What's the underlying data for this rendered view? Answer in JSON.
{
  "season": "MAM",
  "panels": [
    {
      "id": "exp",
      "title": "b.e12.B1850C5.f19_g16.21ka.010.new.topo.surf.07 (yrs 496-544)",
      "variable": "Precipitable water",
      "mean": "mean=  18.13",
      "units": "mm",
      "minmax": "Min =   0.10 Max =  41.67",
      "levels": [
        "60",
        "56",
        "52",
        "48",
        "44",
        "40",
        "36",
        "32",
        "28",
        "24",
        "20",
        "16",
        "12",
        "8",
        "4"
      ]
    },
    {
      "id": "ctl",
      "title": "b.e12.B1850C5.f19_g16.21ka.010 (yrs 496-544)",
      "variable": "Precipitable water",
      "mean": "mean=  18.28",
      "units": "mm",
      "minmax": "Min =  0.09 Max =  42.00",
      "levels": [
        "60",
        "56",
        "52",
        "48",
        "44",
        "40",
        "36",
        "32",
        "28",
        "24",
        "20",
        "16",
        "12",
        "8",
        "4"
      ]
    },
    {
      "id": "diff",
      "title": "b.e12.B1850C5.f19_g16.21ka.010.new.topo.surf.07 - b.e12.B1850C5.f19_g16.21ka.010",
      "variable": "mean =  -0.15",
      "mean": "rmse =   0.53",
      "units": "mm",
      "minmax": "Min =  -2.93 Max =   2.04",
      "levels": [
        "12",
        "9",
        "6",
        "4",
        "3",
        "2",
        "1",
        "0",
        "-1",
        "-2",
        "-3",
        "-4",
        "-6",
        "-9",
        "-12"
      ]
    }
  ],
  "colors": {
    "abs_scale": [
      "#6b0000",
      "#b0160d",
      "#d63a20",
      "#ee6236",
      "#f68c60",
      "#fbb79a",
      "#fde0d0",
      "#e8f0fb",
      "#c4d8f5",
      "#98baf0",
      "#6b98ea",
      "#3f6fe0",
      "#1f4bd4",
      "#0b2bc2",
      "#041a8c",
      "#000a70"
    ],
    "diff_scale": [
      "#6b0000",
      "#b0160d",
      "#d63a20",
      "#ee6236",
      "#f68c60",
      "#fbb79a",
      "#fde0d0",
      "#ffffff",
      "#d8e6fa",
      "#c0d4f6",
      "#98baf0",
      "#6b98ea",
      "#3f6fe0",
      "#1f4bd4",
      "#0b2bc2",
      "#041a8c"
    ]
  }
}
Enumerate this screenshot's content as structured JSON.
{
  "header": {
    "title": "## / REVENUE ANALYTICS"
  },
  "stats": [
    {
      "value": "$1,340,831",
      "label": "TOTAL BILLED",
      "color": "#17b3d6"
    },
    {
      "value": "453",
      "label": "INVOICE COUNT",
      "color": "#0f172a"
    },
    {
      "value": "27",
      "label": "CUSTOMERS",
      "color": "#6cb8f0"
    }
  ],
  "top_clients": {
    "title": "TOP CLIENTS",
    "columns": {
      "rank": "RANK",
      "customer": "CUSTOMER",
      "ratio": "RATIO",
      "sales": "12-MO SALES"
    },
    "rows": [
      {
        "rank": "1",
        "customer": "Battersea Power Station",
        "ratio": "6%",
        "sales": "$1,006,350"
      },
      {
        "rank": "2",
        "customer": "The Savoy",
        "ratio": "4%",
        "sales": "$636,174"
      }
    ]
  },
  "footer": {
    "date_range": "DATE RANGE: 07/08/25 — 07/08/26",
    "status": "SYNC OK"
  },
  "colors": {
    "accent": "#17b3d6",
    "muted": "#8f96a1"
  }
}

* **GIVEN REQUEST**
Where a line holds "mean", copy it out.

* **ANSWER TO THE TASK**
      "mean": "mean=  18.13",
      "mean": "mean=  18.28",
      "variable": "mean =  -0.15",
      "mean": "rmse =   0.53",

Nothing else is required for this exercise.